» PROBLEM REQUIREMENTS: Identify the lines holding "watermark" and copy them.

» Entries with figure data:
Start
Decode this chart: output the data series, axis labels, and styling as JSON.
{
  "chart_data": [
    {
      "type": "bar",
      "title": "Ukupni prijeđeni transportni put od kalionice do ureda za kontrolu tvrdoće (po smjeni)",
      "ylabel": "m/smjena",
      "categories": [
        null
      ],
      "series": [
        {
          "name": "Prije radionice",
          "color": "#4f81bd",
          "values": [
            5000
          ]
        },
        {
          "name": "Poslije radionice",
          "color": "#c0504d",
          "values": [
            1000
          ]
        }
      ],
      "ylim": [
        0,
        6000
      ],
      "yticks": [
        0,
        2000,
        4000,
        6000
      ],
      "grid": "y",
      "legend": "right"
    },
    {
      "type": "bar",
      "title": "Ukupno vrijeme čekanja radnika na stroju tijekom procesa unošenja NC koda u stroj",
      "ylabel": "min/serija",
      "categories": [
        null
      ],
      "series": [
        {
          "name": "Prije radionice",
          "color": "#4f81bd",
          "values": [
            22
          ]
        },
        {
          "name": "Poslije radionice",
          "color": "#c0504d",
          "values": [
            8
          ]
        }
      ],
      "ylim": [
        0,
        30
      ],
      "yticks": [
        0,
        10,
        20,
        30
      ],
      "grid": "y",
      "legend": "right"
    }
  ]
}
End
Start
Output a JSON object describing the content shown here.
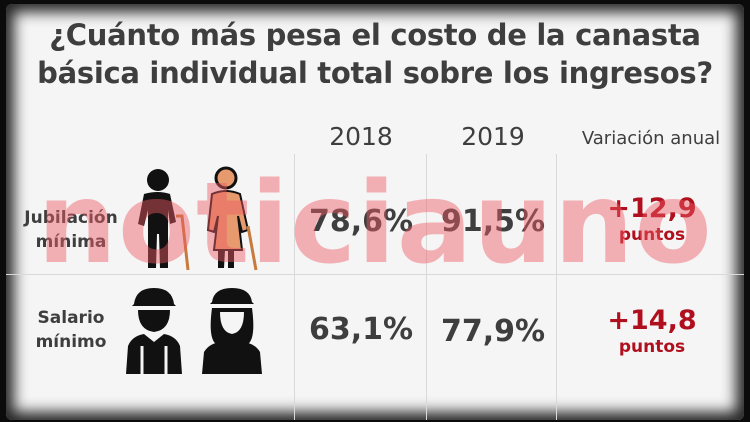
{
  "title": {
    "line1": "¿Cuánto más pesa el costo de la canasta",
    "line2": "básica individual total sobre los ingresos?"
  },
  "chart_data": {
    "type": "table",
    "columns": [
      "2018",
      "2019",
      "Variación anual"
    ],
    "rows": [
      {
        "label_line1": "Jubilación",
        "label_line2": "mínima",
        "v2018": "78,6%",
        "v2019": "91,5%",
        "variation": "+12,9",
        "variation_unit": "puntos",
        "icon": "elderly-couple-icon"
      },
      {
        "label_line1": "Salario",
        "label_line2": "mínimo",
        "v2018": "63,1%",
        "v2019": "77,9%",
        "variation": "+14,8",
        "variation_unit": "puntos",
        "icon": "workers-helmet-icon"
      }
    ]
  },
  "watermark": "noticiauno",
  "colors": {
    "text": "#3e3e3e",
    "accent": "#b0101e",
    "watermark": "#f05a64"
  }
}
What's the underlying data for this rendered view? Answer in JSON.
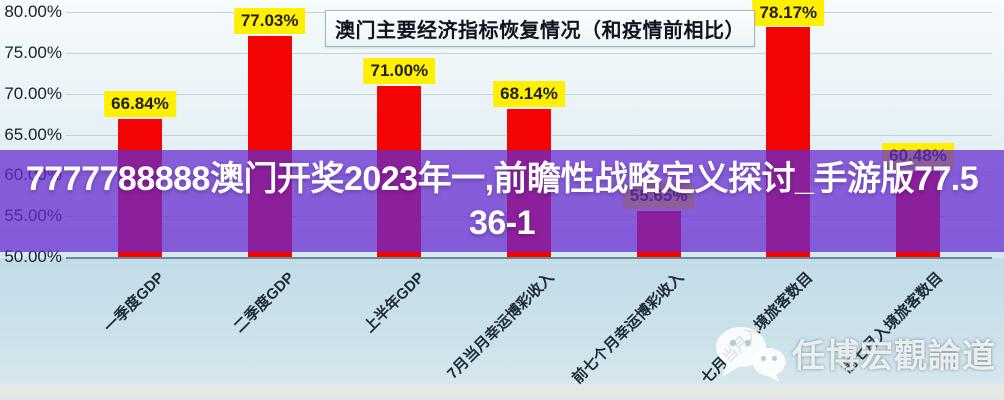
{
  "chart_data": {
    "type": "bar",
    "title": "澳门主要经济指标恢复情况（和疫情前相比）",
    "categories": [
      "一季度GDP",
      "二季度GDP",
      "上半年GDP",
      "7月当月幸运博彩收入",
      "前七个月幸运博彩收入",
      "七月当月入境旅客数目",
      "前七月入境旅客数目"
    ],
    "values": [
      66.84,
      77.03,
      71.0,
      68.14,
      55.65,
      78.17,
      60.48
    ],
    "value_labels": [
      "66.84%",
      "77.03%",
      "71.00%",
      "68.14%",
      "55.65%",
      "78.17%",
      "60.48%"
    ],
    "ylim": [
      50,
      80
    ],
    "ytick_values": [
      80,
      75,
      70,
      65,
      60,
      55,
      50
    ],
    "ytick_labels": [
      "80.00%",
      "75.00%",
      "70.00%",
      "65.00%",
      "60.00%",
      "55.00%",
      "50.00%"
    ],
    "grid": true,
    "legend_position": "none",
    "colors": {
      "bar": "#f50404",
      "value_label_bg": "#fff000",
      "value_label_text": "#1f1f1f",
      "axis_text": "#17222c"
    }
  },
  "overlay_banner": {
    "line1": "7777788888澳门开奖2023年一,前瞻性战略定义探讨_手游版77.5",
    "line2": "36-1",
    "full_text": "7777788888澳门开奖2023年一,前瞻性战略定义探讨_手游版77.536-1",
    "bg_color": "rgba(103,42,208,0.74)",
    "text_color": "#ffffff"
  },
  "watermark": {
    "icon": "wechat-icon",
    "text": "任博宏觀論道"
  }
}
End
» WRITTEN REPLY:
  "watermark": "noticiauno",
    "watermark": "#f05a64"
  "watermark": {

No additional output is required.